EXERCISE DIRECTIONS ->
Output the entries verbatim, including every line.

[Dataset entries]
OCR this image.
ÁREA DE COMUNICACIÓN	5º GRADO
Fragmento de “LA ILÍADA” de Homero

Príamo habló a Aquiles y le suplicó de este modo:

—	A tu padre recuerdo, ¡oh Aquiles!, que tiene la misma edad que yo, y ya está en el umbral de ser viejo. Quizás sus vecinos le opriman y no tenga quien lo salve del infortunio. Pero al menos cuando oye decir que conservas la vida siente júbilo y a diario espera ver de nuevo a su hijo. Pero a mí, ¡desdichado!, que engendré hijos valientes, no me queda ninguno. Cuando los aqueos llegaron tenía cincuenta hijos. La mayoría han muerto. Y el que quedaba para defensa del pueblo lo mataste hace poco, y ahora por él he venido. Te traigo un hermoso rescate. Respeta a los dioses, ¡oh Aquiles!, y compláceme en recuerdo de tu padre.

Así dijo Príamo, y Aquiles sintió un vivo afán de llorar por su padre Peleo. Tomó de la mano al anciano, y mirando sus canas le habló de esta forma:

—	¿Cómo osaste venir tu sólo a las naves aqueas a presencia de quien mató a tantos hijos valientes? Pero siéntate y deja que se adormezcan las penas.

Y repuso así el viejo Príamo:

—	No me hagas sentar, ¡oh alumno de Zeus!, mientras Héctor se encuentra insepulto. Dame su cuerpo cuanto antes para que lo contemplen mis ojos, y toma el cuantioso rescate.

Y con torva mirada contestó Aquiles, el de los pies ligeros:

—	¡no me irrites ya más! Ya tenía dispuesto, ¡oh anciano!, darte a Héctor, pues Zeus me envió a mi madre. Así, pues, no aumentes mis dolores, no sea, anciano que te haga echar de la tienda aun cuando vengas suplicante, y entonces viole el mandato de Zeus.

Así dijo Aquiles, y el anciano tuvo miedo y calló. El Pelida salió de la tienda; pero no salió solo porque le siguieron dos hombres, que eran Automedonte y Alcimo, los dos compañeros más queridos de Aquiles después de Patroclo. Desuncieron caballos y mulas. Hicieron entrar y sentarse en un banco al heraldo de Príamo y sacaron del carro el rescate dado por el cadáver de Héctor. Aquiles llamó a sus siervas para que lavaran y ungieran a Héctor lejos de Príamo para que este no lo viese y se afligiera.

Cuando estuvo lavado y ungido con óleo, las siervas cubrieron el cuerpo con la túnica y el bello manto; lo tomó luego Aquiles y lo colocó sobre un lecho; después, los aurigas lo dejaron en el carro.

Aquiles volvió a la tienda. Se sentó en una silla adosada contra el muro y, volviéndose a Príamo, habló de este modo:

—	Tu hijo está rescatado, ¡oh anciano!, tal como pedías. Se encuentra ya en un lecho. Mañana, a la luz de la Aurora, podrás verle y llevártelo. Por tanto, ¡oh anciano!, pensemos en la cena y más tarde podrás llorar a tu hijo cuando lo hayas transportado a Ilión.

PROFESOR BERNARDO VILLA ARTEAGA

REPLY TO THE EXERCISE ->
OCR this image.
ÁREA DE COMUNICACIÓN	5º GRADO
Fragmento de “LA ILÍADA” de Homero

Príamo habló a Aquiles y le suplicó de este modo:

—	A tu padre recuerdo, ¡oh Aquiles!, que tiene la misma edad que yo, y ya está en el umbral de ser viejo. Quizás sus vecinos le opriman y no tenga quien lo salve del infortunio. Pero al menos cuando oye decir que conservas la vida siente júbilo y a diario espera ver de nuevo a su hijo. Pero a mí, ¡desdichado!, que engendré hijos valientes, no me queda ninguno. Cuando los aqueos llegaron tenía cincuenta hijos. La mayoría han muerto. Y el que quedaba para defensa del pueblo lo mataste hace poco, y ahora por él he venido. Te traigo un hermoso rescate. Respeta a los dioses, ¡oh Aquiles!, y compláceme en recuerdo de tu padre.

Así dijo Príamo, y Aquiles sintió un vivo afán de llorar por su padre Peleo. Tomó de la mano al anciano, y mirando sus canas le habló de esta forma:

—	¿Cómo osaste venir tu sólo a las naves aqueas a presencia de quien mató a tantos hijos valientes? Pero siéntate y deja que se adormezcan las penas.

Y repuso así el viejo Príamo:

—	No me hagas sentar, ¡oh alumno de Zeus!, mientras Héctor se encuentra insepulto. Dame su cuerpo cuanto antes para que lo contemplen mis ojos, y toma el cuantioso rescate.

Y con torva mirada contestó Aquiles, el de los pies ligeros:

—	¡no me irrites ya más! Ya tenía dispuesto, ¡oh anciano!, darte a Héctor, pues Zeus me envió a mi madre. Así, pues, no aumentes mis dolores, no sea, anciano que te haga echar de la tienda aun cuando vengas suplicante, y entonces viole el mandato de Zeus.

Así dijo Aquiles, y el anciano tuvo miedo y calló. El Pelida salió de la tienda; pero no salió solo porque le siguieron dos hombres, que eran Automedonte y Alcimo, los dos compañeros más queridos de Aquiles después de Patroclo. Desuncieron caballos y mulas. Hicieron entrar y sentarse en un banco al heraldo de Príamo y sacaron del carro el rescate dado por el cadáver de Héctor. Aquiles llamó a sus siervas para que lavaran y ungieran a Héctor lejos de Príamo para que este no lo viese y se afligiera.

Cuando estuvo lavado y ungido con óleo, las siervas cubrieron el cuerpo con la túnica y el bello manto; lo tomó luego Aquiles y lo colocó sobre un lecho; después, los aurigas lo dejaron en el carro.

Aquiles volvió a la tienda. Se sentó en una silla adosada contra el muro y, volviéndose a Príamo, habló de este modo:

—	Tu hijo está rescatado, ¡oh anciano!, tal como pedías. Se encuentra ya en un lecho. Mañana, a la luz de la Aurora, podrás verle y llevártelo. Por tanto, ¡oh anciano!, pensemos en la cena y más tarde podrás llorar a tu hijo cuando lo hayas transportado a Ilión.

PROFESOR BERNARDO VILLA ARTEAGA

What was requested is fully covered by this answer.